Would you return the complete listing below word for word?

##### Material to process

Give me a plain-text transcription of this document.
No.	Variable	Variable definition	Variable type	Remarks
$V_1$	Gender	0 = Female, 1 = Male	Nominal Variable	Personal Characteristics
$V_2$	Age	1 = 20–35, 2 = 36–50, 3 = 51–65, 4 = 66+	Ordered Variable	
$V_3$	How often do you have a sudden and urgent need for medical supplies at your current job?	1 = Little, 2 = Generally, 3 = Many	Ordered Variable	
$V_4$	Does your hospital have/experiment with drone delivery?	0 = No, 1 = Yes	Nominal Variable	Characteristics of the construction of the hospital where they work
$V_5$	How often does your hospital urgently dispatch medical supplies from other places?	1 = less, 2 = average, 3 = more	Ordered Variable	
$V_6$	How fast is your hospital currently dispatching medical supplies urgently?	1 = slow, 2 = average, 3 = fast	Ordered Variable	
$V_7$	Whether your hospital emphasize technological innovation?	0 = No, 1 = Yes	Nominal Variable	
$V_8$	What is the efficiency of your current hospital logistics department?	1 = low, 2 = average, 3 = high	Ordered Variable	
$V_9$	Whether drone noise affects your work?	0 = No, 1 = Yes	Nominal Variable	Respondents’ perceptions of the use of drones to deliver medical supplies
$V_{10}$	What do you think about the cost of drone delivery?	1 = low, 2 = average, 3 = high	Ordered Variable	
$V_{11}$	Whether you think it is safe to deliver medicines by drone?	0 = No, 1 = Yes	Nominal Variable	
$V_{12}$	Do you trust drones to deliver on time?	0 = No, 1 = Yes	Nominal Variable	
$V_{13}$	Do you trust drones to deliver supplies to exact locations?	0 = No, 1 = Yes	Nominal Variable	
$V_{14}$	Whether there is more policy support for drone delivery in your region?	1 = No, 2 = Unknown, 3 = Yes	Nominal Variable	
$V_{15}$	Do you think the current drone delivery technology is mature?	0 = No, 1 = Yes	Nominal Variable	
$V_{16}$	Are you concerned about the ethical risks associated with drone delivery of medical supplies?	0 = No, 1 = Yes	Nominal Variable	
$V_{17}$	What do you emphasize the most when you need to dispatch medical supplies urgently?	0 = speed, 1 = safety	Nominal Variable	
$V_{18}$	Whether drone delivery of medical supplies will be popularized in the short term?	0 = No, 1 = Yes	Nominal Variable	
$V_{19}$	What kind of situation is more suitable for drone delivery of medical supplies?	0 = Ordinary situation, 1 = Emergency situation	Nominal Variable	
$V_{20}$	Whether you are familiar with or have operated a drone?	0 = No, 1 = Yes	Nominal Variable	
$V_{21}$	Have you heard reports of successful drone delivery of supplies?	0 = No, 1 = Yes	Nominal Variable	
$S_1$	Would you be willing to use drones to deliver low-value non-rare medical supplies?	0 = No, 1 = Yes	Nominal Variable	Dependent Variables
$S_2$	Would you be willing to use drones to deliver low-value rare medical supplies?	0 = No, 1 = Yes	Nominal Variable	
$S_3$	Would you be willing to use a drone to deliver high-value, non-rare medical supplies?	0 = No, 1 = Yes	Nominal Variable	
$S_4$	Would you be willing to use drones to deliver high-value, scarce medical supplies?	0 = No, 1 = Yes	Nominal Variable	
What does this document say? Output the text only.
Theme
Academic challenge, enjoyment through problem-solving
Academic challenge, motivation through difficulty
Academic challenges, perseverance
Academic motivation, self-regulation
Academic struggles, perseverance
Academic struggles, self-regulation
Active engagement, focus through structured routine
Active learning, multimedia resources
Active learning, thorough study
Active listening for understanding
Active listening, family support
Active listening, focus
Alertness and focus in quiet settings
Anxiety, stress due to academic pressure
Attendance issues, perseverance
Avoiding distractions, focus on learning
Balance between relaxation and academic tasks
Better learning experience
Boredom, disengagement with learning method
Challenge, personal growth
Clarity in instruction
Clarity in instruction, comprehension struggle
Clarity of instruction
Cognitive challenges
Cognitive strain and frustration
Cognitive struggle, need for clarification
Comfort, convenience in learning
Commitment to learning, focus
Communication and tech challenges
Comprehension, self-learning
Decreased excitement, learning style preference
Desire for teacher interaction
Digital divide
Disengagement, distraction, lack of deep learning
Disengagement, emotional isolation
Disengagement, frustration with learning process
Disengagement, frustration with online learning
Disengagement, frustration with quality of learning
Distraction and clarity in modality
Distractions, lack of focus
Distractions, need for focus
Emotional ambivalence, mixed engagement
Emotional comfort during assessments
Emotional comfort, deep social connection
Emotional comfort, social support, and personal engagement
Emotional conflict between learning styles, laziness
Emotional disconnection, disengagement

##########

_Correct result_:
Give me a plain-text transcription of this document.
No.	Variable	Variable definition	Variable type	Remarks
$V_1$	Gender	0 = Female, 1 = Male	Nominal Variable	Personal Characteristics
$V_2$	Age	1 = 20–35, 2 = 36–50, 3 = 51–65, 4 = 66+	Ordered Variable	
$V_3$	How often do you have a sudden and urgent need for medical supplies at your current job?	1 = Little, 2 = Generally, 3 = Many	Ordered Variable	
$V_4$	Does your hospital have/experiment with drone delivery?	0 = No, 1 = Yes	Nominal Variable	Characteristics of the construction of the hospital where they work
$V_5$	How often does your hospital urgently dispatch medical supplies from other places?	1 = less, 2 = average, 3 = more	Ordered Variable	
$V_6$	How fast is your hospital currently dispatching medical supplies urgently?	1 = slow, 2 = average, 3 = fast	Ordered Variable	
$V_7$	Whether your hospital emphasize technological innovation?	0 = No, 1 = Yes	Nominal Variable	
$V_8$	What is the efficiency of your current hospital logistics department?	1 = low, 2 = average, 3 = high	Ordered Variable	
$V_9$	Whether drone noise affects your work?	0 = No, 1 = Yes	Nominal Variable	Respondents’ perceptions of the use of drones to deliver medical supplies
$V_{10}$	What do you think about the cost of drone delivery?	1 = low, 2 = average, 3 = high	Ordered Variable	
$V_{11}$	Whether you think it is safe to deliver medicines by drone?	0 = No, 1 = Yes	Nominal Variable	
$V_{12}$	Do you trust drones to deliver on time?	0 = No, 1 = Yes	Nominal Variable	
$V_{13}$	Do you trust drones to deliver supplies to exact locations?	0 = No, 1 = Yes	Nominal Variable	
$V_{14}$	Whether there is more policy support for drone delivery in your region?	1 = No, 2 = Unknown, 3 = Yes	Nominal Variable	
$V_{15}$	Do you think the current drone delivery technology is mature?	0 = No, 1 = Yes	Nominal Variable	
$V_{16}$	Are you concerned about the ethical risks associated with drone delivery of medical supplies?	0 = No, 1 = Yes	Nominal Variable	
$V_{17}$	What do you emphasize the most when you need to dispatch medical supplies urgently?	0 = speed, 1 = safety	Nominal Variable	
$V_{18}$	Whether drone delivery of medical supplies will be popularized in the short term?	0 = No, 1 = Yes	Nominal Variable	
$V_{19}$	What kind of situation is more suitable for drone delivery of medical supplies?	0 = Ordinary situation, 1 = Emergency situation	Nominal Variable	
$V_{20}$	Whether you are familiar with or have operated a drone?	0 = No, 1 = Yes	Nominal Variable	
$V_{21}$	Have you heard reports of successful drone delivery of supplies?	0 = No, 1 = Yes	Nominal Variable	
$S_1$	Would you be willing to use drones to deliver low-value non-rare medical supplies?	0 = No, 1 = Yes	Nominal Variable	Dependent Variables
$S_2$	Would you be willing to use drones to deliver low-value rare medical supplies?	0 = No, 1 = Yes	Nominal Variable	
$S_3$	Would you be willing to use a drone to deliver high-value, non-rare medical supplies?	0 = No, 1 = Yes	Nominal Variable	
$S_4$	Would you be willing to use drones to deliver high-value, scarce medical supplies?	0 = No, 1 = Yes	Nominal Variable	
What does this document say? Output the text only.
Theme
Academic challenge, enjoyment through problem-solving
Academic challenge, motivation through difficulty
Academic challenges, perseverance
Academic motivation, self-regulation
Academic struggles, perseverance
Academic struggles, self-regulation
Active engagement, focus through structured routine
Active learning, multimedia resources
Active learning, thorough study
Active listening for understanding
Active listening, family support
Active listening, focus
Alertness and focus in quiet settings
Anxiety, stress due to academic pressure
Attendance issues, perseverance
Avoiding distractions, focus on learning
Balance between relaxation and academic tasks
Better learning experience
Boredom, disengagement with learning method
Challenge, personal growth
Clarity in instruction
Clarity in instruction, comprehension struggle
Clarity of instruction
Cognitive challenges
Cognitive strain and frustration
Cognitive struggle, need for clarification
Comfort, convenience in learning
Commitment to learning, focus
Communication and tech challenges
Comprehension, self-learning
Decreased excitement, learning style preference
Desire for teacher interaction
Digital divide
Disengagement, distraction, lack of deep learning
Disengagement, emotional isolation
Disengagement, frustration with learning process
Disengagement, frustration with online learning
Disengagement, frustration with quality of learning
Distraction and clarity in modality
Distractions, lack of focus
Distractions, need for focus
Emotional ambivalence, mixed engagement
Emotional comfort during assessments
Emotional comfort, deep social connection
Emotional comfort, social support, and personal engagement
Emotional conflict between learning styles, laziness
Emotional disconnection, disengagement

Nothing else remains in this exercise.